**OBJECTIVE:** Every record must be transcribed in its entirety, apart from the images, which are to be omitted.

**THE RECORDS:**

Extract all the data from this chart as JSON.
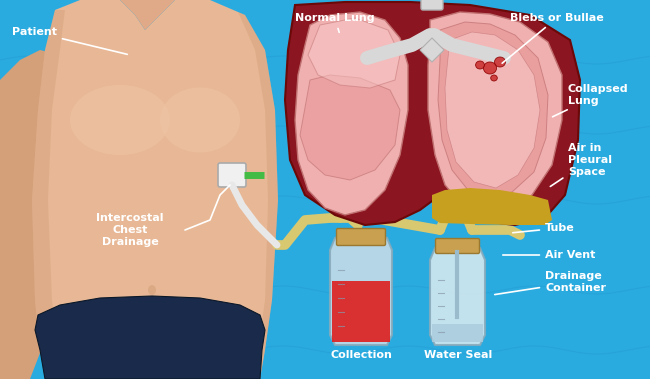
{
  "bg_color": "#2aabe0",
  "body_color": "#e8b896",
  "body_shadow": "#c8936a",
  "body_highlight": "#f0c8a8",
  "arm_color": "#d4a07a",
  "pants_color": "#1a2a4a",
  "neck_color": "#e0aa88",
  "lung_bg": "#8b1520",
  "lung_pink": "#f0b0b0",
  "lung_lobe": "#e89898",
  "lung_inner": "#f8c8c8",
  "bronchi_color": "#d8d8d8",
  "fluid_color": "#c8a020",
  "bleb_color": "#cc3333",
  "bottle_glass": "#c8dde8",
  "bottle_glass2": "#d8eaf0",
  "bottle_outline": "#88aabb",
  "cork_color": "#c8a050",
  "cork_outline": "#9a7830",
  "red_liquid": "#dd2222",
  "water_liquid": "#aaccdd",
  "tube_color": "#d8c870",
  "tube_outline": "#b0a040",
  "green_tube": "#44bb44",
  "device_color": "#f0f0f0",
  "device_outline": "#aaaaaa",
  "white_tube": "#e8e8e8",
  "ecg_color": "#1888c0",
  "labels": {
    "patient": "Patient",
    "normal_lung": "Normal Lung",
    "blebs": "Blebs or Bullae",
    "collapsed": "Collapsed\nLung",
    "air_pleural": "Air in\nPleural\nSpace",
    "intercostal": "Intercostal\nChest\nDrainage",
    "tube": "Tube",
    "air_vent": "Air Vent",
    "drainage": "Drainage\nContainer",
    "collection": "Collection",
    "water_seal": "Water Seal"
  }
}
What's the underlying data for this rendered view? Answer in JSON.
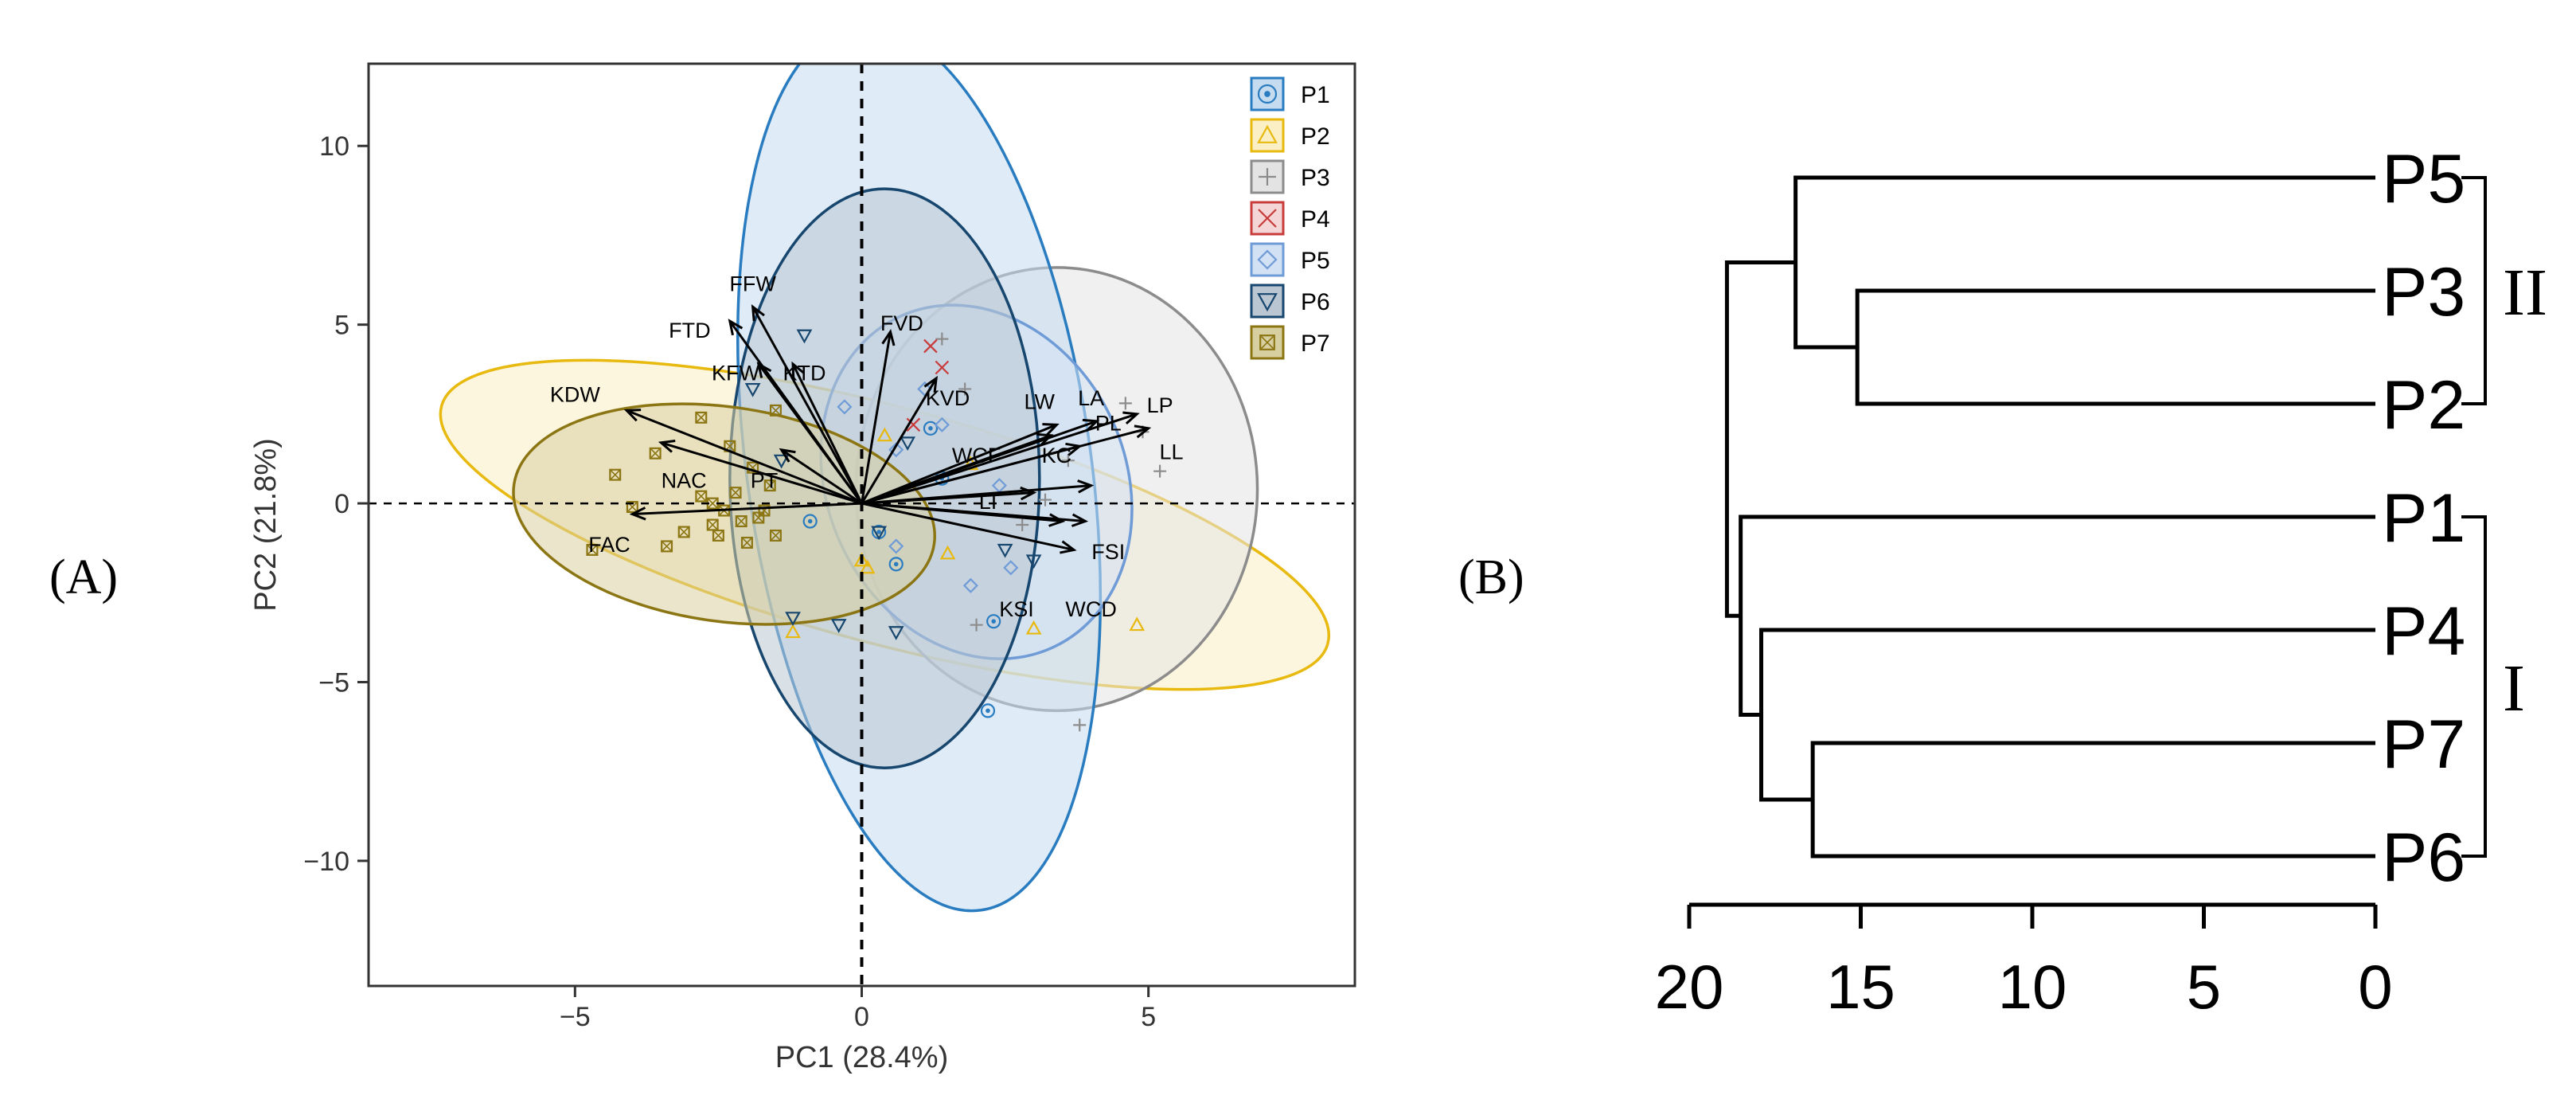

**TASK ANSWER:**
Extract all the data from this chart as JSON.
{
  "bg_color": "#2aabe0",
  "body_color": "#e8b896",
  "body_shadow": "#c8936a",
  "body_highlight": "#f0c8a8",
  "arm_color": "#d4a07a",
  "pants_color": "#1a2a4a",
  "neck_color": "#e0aa88",
  "lung_bg": "#8b1520",
  "lung_pink": "#f0b0b0",
  "lung_lobe": "#e89898",
  "lung_inner": "#f8c8c8",
  "bronchi_color": "#d8d8d8",
  "fluid_color": "#c8a020",
  "bleb_color": "#cc3333",
  "bottle_glass": "#c8dde8",
  "bottle_glass2": "#d8eaf0",
  "bottle_outline": "#88aabb",
  "cork_color": "#c8a050",
  "cork_outline": "#9a7830",
  "red_liquid": "#dd2222",
  "water_liquid": "#aaccdd",
  "tube_color": "#d8c870",
  "tube_outline": "#b0a040",
  "green_tube": "#44bb44",
  "device_color": "#f0f0f0",
  "device_outline": "#aaaaaa",
  "white_tube": "#e8e8e8",
  "ecg_color": "#1888c0",
  "labels": {
    "patient": "Patient",
    "normal_lung": "Normal Lung",
    "blebs": "Blebs or Bullae",
    "collapsed": "Collapsed\nLung",
    "air_pleural": "Air in\nPleural\nSpace",
    "intercostal": "Intercostal\nChest\nDrainage",
    "tube": "Tube",
    "air_vent": "Air Vent",
    "drainage": "Drainage\nContainer",
    "collection": "Collection",
    "water_seal": "Water Seal"
  }
}
What's the underlying data for this rendered view? Answer in JSON.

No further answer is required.